▶ [PASAJE CITADO]:
━━━━━━━━━━━━━━━━
En primer término, se debe descartar de la perspectiva
correcta que el quehacer político suponga una carrera profesional, el embarque
más o menos ilusionado en una aventura o el pretexto para una distracción que
arranque de la monotonía cotidiana. El quehacer político, en el que se debe
estar, responde a un llamamiento, y un llamamiento al que se da, con todas las
consecuencias que ello comporta un "fiat", una respuesta afirmativa. Otra cosa
diferente es si se corresponde o no de manera perseverante a ese llamamiento y a
esa respuesta afirmativa, si se es o no fiel a la vocación, si se da el ciento
por uno o si la semilla se agostó o se agosta, por la infertilidad del terreno,
por las zarzas que la sofocan o por la carencia de cultivo.
Sentado esto,
la Política descansa o se enmarca por cuatro Principios fundamentales: 1) la
naturaleza social del hombre; 2) el origen divino, por consiguiente, no sólo de
la comunidad política, sino de la autoridad que en ella ejerce el poder; 3) la
contemplación del gobernante como ministro de Dios, y 4) el bien común integral
-el bienestar material y la bienaventuranza espiritual- como fin de la
comunidad, de la autoridad y del ordenamiento jurídico.
Enmarcada y
sustentada la Política por estos cuatro Principios fundamentales, es evidente, a
todas luces, que no es lícito a un cristiano despreciarla, por entender con San
Pablo (Heb., 13, 14) que aquí, en la tierra, no tenemos ciudad permanente, por
lo que debemos comportarnos como simples peregrinos que anhelan tan sólo llegar
a la Patria futura. La ilicitud moral de esa repulsa se halla en el hecho de
que, por un lado, el peregrino para alcanzar su meta debe cuidar del "itinere",
y por otro, en que en el "status viatoris", y, por ello, en la comunidad a que
pertenece, el peregrino gana o pierde la morada feliz de la
eternidad.
Aceptada y proclamada, pues, la ortodoxia de la Política, no
puede olvidarse que sus cuatro Principios inspiradores se orientan hacia un
mundo de realidades, es decir, e inicialmente, a un pueblo determinado, con un
talante y una historia que no se pueden desconocer, con una geografía y un clima
que no se pueden marginar, con una situación feliz o adversa que no puede
soslayarse.
━━━━━━━━━━━━━━━━
▶ [INSTRUCCIONES DE TRABAJO]: Explique, en una a tres oraciones y conforme al fragmento sobre el quehacer político, por qué no es moralmente lícito que un cristiano desprecie la Política.
━━━━━━━━━━━━━━━━
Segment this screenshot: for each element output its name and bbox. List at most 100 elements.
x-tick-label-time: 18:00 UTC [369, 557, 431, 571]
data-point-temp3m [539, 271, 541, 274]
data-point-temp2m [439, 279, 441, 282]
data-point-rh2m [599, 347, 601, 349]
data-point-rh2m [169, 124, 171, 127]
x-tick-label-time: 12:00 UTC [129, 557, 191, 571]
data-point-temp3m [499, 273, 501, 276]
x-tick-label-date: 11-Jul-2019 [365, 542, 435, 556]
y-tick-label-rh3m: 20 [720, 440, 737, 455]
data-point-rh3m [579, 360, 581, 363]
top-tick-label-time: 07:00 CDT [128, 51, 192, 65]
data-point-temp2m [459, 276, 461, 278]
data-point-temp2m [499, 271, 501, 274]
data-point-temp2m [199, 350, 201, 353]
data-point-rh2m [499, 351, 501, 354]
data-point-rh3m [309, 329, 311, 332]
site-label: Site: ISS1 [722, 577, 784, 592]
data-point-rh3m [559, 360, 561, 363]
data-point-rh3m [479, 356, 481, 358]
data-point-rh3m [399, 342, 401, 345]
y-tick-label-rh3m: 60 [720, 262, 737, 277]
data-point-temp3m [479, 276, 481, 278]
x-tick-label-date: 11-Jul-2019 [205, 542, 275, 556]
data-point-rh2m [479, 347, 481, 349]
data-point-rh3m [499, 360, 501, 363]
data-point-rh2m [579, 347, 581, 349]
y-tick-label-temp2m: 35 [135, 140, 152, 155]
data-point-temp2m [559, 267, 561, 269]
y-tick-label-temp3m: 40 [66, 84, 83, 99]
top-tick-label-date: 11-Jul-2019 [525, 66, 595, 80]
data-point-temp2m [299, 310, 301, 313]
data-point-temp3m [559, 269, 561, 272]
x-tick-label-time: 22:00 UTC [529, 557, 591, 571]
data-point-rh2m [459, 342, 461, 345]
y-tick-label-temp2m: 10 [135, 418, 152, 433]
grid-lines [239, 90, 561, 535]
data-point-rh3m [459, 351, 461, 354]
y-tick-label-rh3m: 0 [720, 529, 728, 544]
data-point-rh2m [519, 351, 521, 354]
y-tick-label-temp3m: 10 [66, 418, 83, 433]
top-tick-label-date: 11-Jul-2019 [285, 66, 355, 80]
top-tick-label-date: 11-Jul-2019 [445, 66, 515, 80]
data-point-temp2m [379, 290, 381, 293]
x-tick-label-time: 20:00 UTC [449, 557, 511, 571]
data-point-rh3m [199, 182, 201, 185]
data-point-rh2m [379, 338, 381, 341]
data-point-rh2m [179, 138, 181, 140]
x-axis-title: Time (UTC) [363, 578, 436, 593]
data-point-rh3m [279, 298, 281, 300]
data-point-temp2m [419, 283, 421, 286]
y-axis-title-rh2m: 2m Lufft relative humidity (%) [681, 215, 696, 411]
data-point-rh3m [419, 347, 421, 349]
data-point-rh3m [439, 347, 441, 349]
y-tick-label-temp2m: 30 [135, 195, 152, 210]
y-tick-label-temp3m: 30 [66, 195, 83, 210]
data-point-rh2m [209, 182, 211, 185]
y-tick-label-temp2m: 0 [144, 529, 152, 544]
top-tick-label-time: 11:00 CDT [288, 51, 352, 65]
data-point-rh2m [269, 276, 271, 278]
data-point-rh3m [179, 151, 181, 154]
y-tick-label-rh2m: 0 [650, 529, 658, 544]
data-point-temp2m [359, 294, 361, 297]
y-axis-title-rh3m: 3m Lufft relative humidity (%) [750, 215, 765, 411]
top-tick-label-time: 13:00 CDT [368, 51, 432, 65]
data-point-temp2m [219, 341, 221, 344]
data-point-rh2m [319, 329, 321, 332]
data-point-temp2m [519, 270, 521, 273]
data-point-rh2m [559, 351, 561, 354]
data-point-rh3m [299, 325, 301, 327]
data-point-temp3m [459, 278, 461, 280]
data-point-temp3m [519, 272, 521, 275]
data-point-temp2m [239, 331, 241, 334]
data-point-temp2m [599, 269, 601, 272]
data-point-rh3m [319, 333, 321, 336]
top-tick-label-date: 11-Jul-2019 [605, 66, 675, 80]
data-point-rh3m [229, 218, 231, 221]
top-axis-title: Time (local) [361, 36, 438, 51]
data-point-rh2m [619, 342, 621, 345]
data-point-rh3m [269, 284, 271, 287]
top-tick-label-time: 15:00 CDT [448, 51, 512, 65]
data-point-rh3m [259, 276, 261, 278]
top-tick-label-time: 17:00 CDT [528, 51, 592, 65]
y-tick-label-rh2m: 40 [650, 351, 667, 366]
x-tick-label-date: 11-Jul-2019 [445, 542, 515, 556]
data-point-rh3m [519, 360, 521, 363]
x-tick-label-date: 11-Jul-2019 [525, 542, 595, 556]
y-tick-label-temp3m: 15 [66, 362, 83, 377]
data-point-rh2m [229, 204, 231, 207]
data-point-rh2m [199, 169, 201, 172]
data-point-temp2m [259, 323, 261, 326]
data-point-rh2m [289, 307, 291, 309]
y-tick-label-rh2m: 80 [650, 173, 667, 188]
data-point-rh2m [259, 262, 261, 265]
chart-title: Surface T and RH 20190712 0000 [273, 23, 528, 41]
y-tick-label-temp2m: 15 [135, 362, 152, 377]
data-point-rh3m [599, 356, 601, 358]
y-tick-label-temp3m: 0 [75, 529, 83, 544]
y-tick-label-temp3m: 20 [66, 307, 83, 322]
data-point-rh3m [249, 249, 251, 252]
━━━━━━━━━━━━━━━━
▶ [SOLUCIÓN DEL EJERCICIO]: La repulsa es ilícita porque el peregrino, para alcanzar su meta, debe cuidar del "itinere". Además, es en el "status viatoris", y por ello en la comunidad a la que pertenece, donde gana o pierde la morada feliz de la eternidad.